### TO DO
Output each entry below as it stands, leaving out every picture.

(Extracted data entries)
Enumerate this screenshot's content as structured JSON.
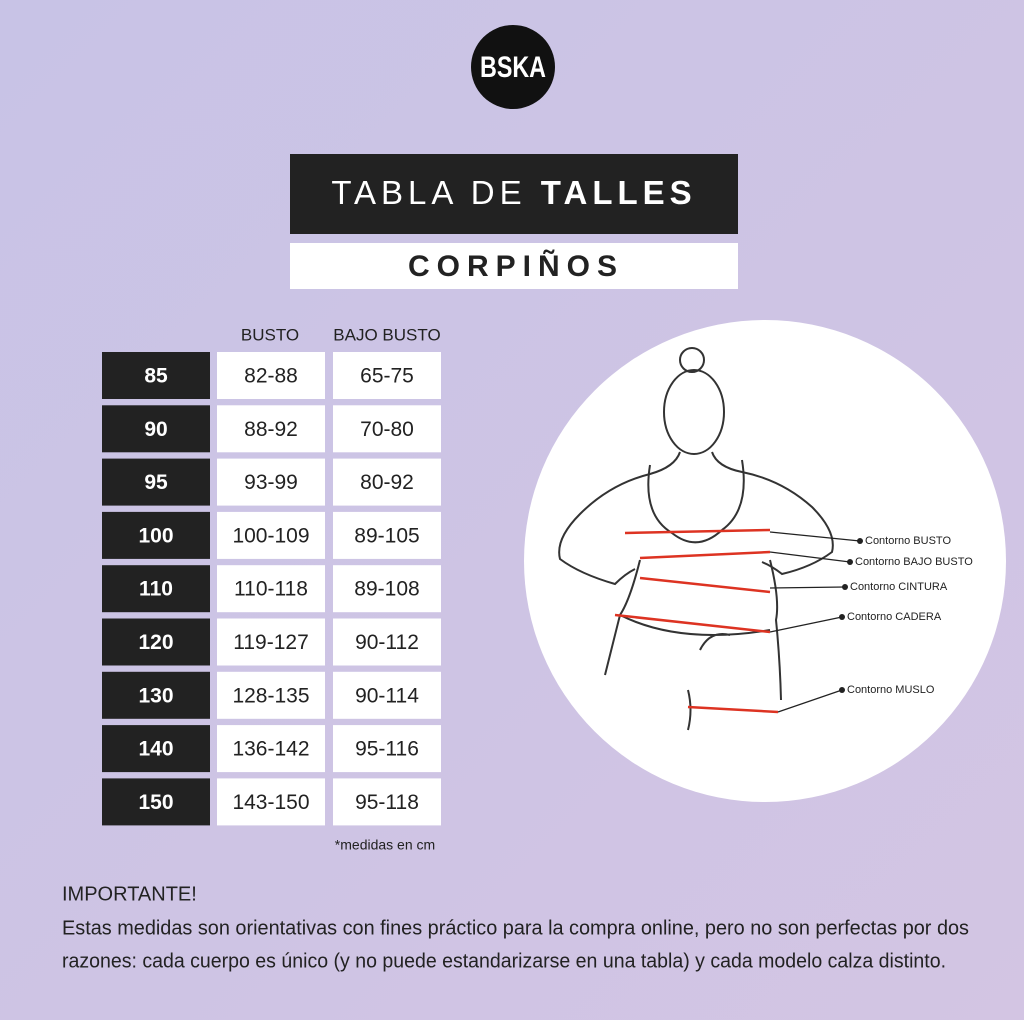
{
  "logo": "BSKA",
  "header": {
    "title_light": "TABLA DE",
    "title_bold": "TALLES",
    "subtitle": "CORPIÑOS"
  },
  "table": {
    "columns": [
      "BUSTO",
      "BAJO BUSTO"
    ],
    "rows": [
      [
        "85",
        "82-88",
        "65-75"
      ],
      [
        "90",
        "88-92",
        "70-80"
      ],
      [
        "95",
        "93-99",
        "80-92"
      ],
      [
        "100",
        "100-109",
        "89-105"
      ],
      [
        "110",
        "110-118",
        "89-108"
      ],
      [
        "120",
        "119-127",
        "90-112"
      ],
      [
        "130",
        "128-135",
        "90-114"
      ],
      [
        "140",
        "136-142",
        "95-116"
      ],
      [
        "150",
        "143-150",
        "95-118"
      ]
    ],
    "note": "*medidas en cm"
  },
  "diagram": {
    "labels": [
      "Contorno BUSTO",
      "Contorno BAJO BUSTO",
      "Contorno CINTURA",
      "Contorno CADERA",
      "Contorno MUSLO"
    ]
  },
  "important": {
    "title": "IMPORTANTE!",
    "lines": [
      "Estas medidas son orientativas con fines práctico para la compra online, pero no son perfectas por dos",
      "razones: cada cuerpo es único (y no puede estandarizarse en una tabla) y cada modelo calza distinto."
    ]
  }
}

### THE SOLUTION
Enumerate this screenshot's content as structured JSON.
{
  "logo": "BSKA",
  "header": {
    "title_light": "TABLA DE",
    "title_bold": "TALLES",
    "subtitle": "CORPIÑOS"
  },
  "table": {
    "columns": [
      "BUSTO",
      "BAJO BUSTO"
    ],
    "rows": [
      [
        "85",
        "82-88",
        "65-75"
      ],
      [
        "90",
        "88-92",
        "70-80"
      ],
      [
        "95",
        "93-99",
        "80-92"
      ],
      [
        "100",
        "100-109",
        "89-105"
      ],
      [
        "110",
        "110-118",
        "89-108"
      ],
      [
        "120",
        "119-127",
        "90-112"
      ],
      [
        "130",
        "128-135",
        "90-114"
      ],
      [
        "140",
        "136-142",
        "95-116"
      ],
      [
        "150",
        "143-150",
        "95-118"
      ]
    ],
    "note": "*medidas en cm"
  },
  "diagram": {
    "labels": [
      "Contorno BUSTO",
      "Contorno BAJO BUSTO",
      "Contorno CINTURA",
      "Contorno CADERA",
      "Contorno MUSLO"
    ]
  },
  "important": {
    "title": "IMPORTANTE!",
    "lines": [
      "Estas medidas son orientativas con fines práctico para la compra online, pero no son perfectas por dos",
      "razones: cada cuerpo es único (y no puede estandarizarse en una tabla) y cada modelo calza distinto."
    ]
  }
}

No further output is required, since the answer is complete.